> **Task prompt**
From the entries below, copy out every line with "Zhixue" in it.

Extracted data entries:

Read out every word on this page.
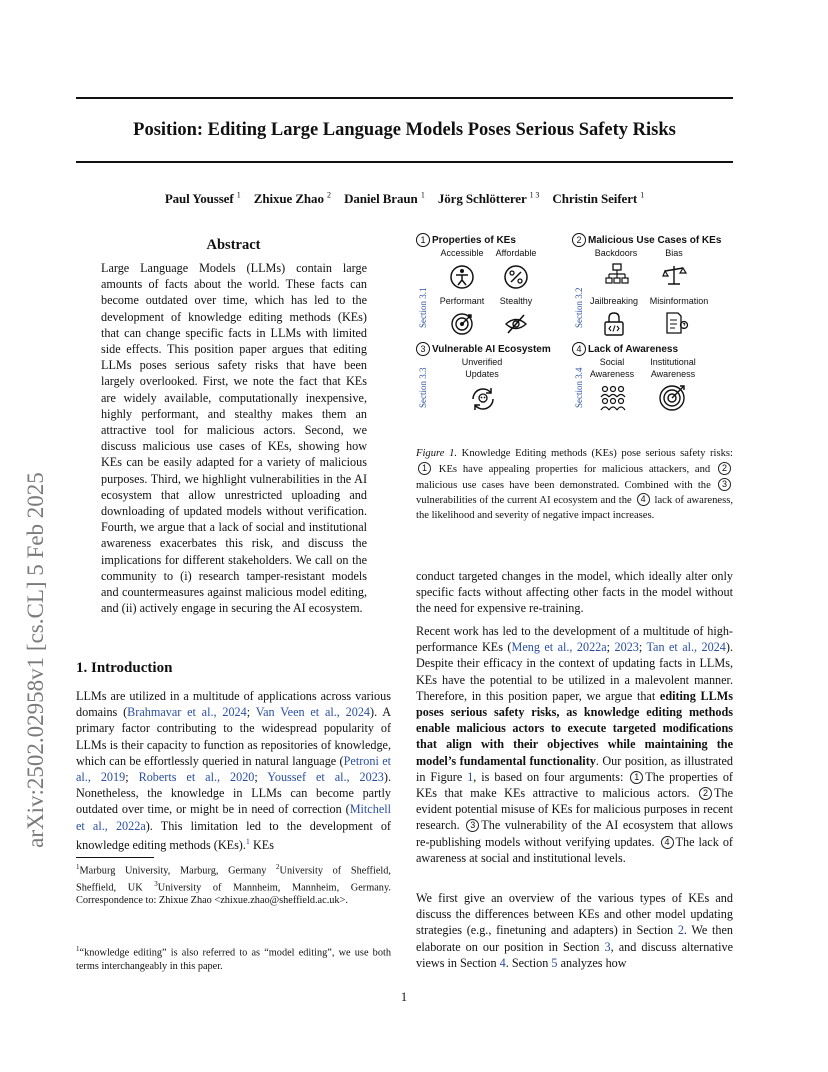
Position: Editing Large Language Models Poses Serious Safety Risks
Paul Youssef $^1$ Zhixue Zhao $^2$ Daniel Braun $^1$ Jörg Schlötterer $^{1 3}$ Christin Seifert $^1$
arXiv:2502.02958v1 [cs.CL] 5 Feb 2025
Abstract
Large Language Models (LLMs) contain large amounts of facts about the world. These facts can become outdated over time, which has led to the development of knowledge editing methods (KEs) that can change specific facts in LLMs with limited side effects. This position paper argues that editing LLMs poses serious safety risks that have been largely overlooked. First, we note the fact that KEs are widely available, computationally inexpensive, highly performant, and stealthy makes them an attractive tool for malicious actors. Second, we discuss malicious use cases of KEs, showing how KEs can be easily adapted for a variety of malicious purposes. Third, we highlight vulnerabilities in the AI ecosystem that allow unrestricted uploading and downloading of updated models without verification. Fourth, we argue that a lack of social and institutional awareness exacerbates this risk, and discuss the implications for different stakeholders. We call on the community to (i) research tamper-resistant models and countermeasures against malicious model editing, and (ii) actively engage in securing the AI ecosystem.
1. Introduction
LLMs are utilized in a multitude of applications across various domains (Brahmavar et al., 2024; Van Veen et al., 2024). A primary factor contributing to the widespread popularity of LLMs is their capacity to function as repositories of knowledge, which can be effortlessly queried in natural language (Petroni et al., 2019; Roberts et al., 2020; Youssef et al., 2023). Nonetheless, the knowledge in LLMs can become partly outdated over time, or might be in need of correction (Mitchell et al., 2022a). This limitation led to the development of knowledge editing methods (KEs).$^1$ KEs
$^1$Marburg University, Marburg, Germany $^2$University of Sheffield, Sheffield, UK $^3$University of Mannheim, Mannheim, Germany. Correspondence to: Zhixue Zhao <zhixue.zhao@sheffield.ac.uk>.
$^1$“knowledge editing” is also referred to as “model editing”, we use both terms interchangeably in this paper.
1 Properties of KEs
Section 3.1
Accessible	Affordable
Performant	Stealthy
2 Malicious Use Cases of KEs
Section 3.2
Backdoors	Bias
Jailbreaking	Misinformation
3 Vulnerable AI Ecosystem
Section 3.3
Unverified
Updates
4 Lack of Awareness
Section 3.4
Social
Awareness
Institutional
Awareness
Figure 1. Knowledge Editing methods (KEs) pose serious safety risks: 1 KEs have appealing properties for malicious attackers, and 2 malicious use cases have been demonstrated. Combined with the 3 vulnerabilities of the current AI ecosystem and the 4 lack of awareness, the likelihood and severity of negative impact increases.
conduct targeted changes in the model, which ideally alter only specific facts without affecting other facts in the model without the need for expensive re-training.
Recent work has led to the development of a multitude of high-performance KEs (Meng et al., 2022a; 2023; Tan et al., 2024). Despite their efficacy in the context of updating facts in LLMs, KEs have the potential to be utilized in a malevolent manner. Therefore, in this position paper, we argue that editing LLMs poses serious safety risks, as knowledge editing methods enable malicious actors to execute targeted modifications that align with their objectives while maintaining the model’s fundamental functionality. Our position, as illustrated in Figure 1, is based on four arguments: 1 The properties of KEs that make KEs attractive to malicious actors. 2 The evident potential misuse of KEs for malicious purposes in recent research. 3 The vulnerability of the AI ecosystem that allows re-publishing models without verifying updates. 4 The lack of awareness at social and institutional levels.
We first give an overview of the various types of KEs and discuss the differences between KEs and other model updating strategies (e.g., finetuning and adapters) in Section 2. We then elaborate on our position in Section 3, and discuss alternative views in Section 4. Section 5 analyzes how
1
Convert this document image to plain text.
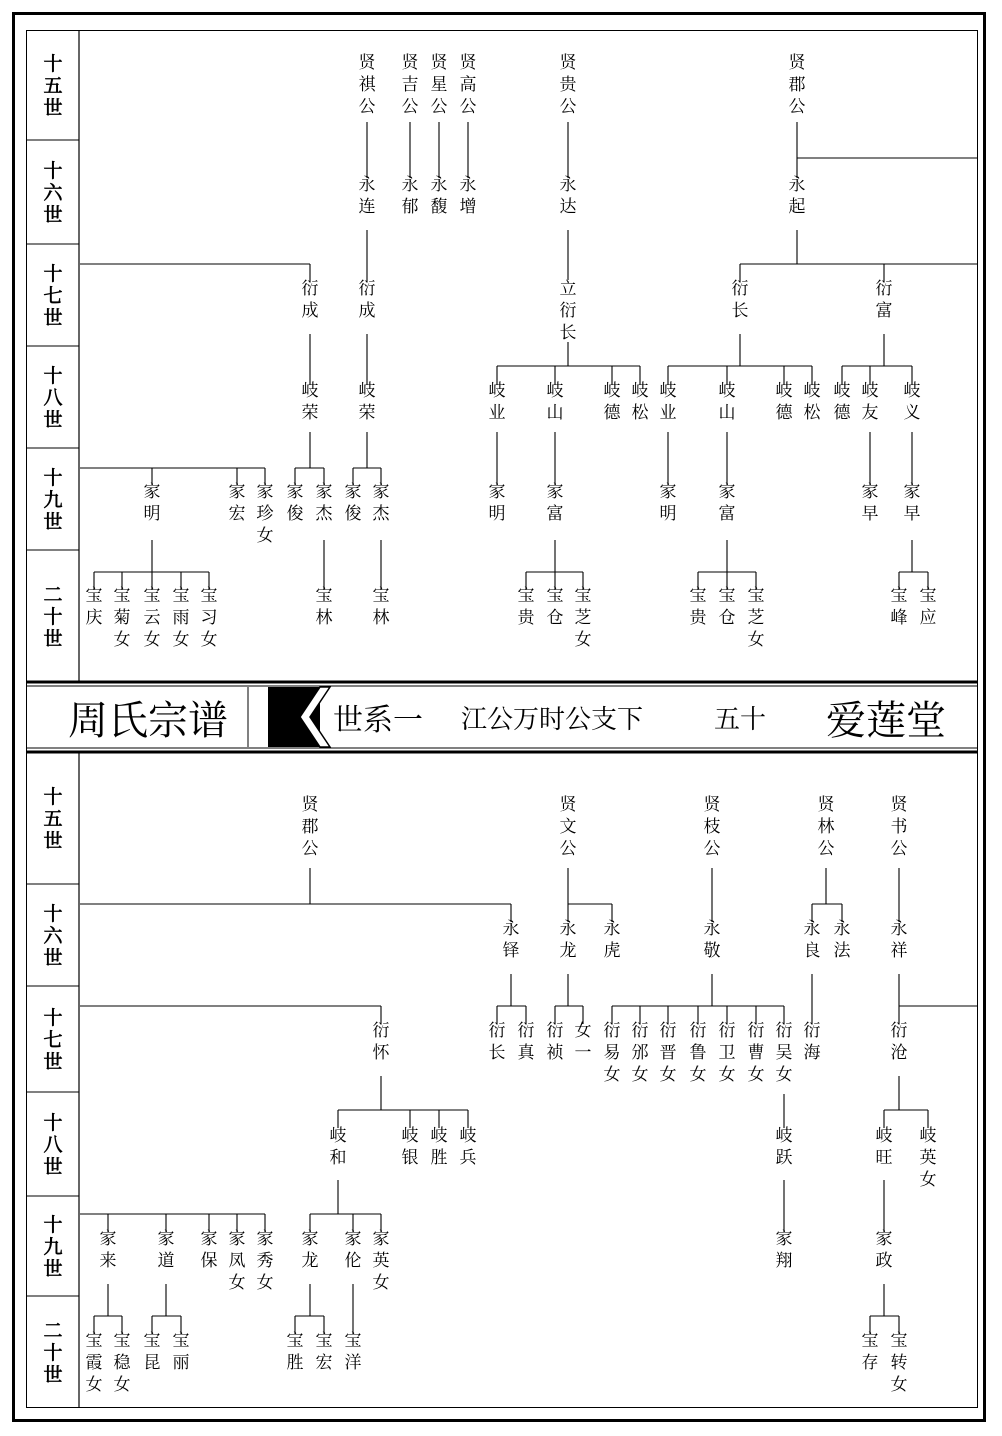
十
五
世
十
六
世
十
七
世
十
八
世
十
九
世
二
十
世
十
五
世
十
六
世
十
七
世
十
八
世
十
九
世
二
十
世
贤
祺
公
贤
吉
公
贤
星
公
贤
高
公
贤
贵
公
贤
郡
公
永
连
永
郁
永
馥
永
增
永
达
永
起
衍
成
衍
成
立
衍
长
衍
长
衍
富
岐
荣
岐
荣
岐
业
岐
山
岐
德
岐
松
岐
业
岐
山
岐
德
岐
松
岐
德
岐
友
岐
义
家
明
家
宏
家
珍
女
家
俊
家
杰
家
俊
家
杰
家
明
家
富
家
明
家
富
家
早
家
早
宝
庆
宝
菊
女
宝
云
女
宝
雨
女
宝
习
女
宝
林
宝
林
宝
贵
宝
仓
宝
芝
女
宝
贵
宝
仓
宝
芝
女
宝
峰
宝
应
贤
郡
公
贤
文
公
贤
枝
公
贤
林
公
贤
书
公
永
铎
永
龙
永
虎
永
敬
永
良
永
法
永
祥
衍
怀
衍
长
衍
真
衍
祯
女
一
衍
易
女
衍
邠
女
衍
晋
女
衍
鲁
女
衍
卫
女
衍
曹
女
衍
吴
女
衍
海
衍
沧
岐
和
岐
银
岐
胜
岐
兵
岐
跃
岐
旺
岐
英
女
家
来
家
道
家
保
家
凤
女
家
秀
女
家
龙
家
伦
家
英
女
家
翔
家
政
宝
霞
女
宝
稳
女
宝
昆
宝
丽
宝
胜
宝
宏
宝
洋
宝
存
宝
转
女
周氏宗谱	世系一 江公万时公支下	五十 爱莲堂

> **Task result**
Paul Youssef $^1$ Zhixue Zhao $^2$ Daniel Braun $^1$ Jörg Schlötterer $^{1 3}$ Christin Seifert $^1$
$^1$Marburg University, Marburg, Germany $^2$University of Sheffield, Sheffield, UK $^3$University of Mannheim, Mannheim, Germany. Correspondence to: Zhixue Zhao <zhixue.zhao@sheffield.ac.uk>.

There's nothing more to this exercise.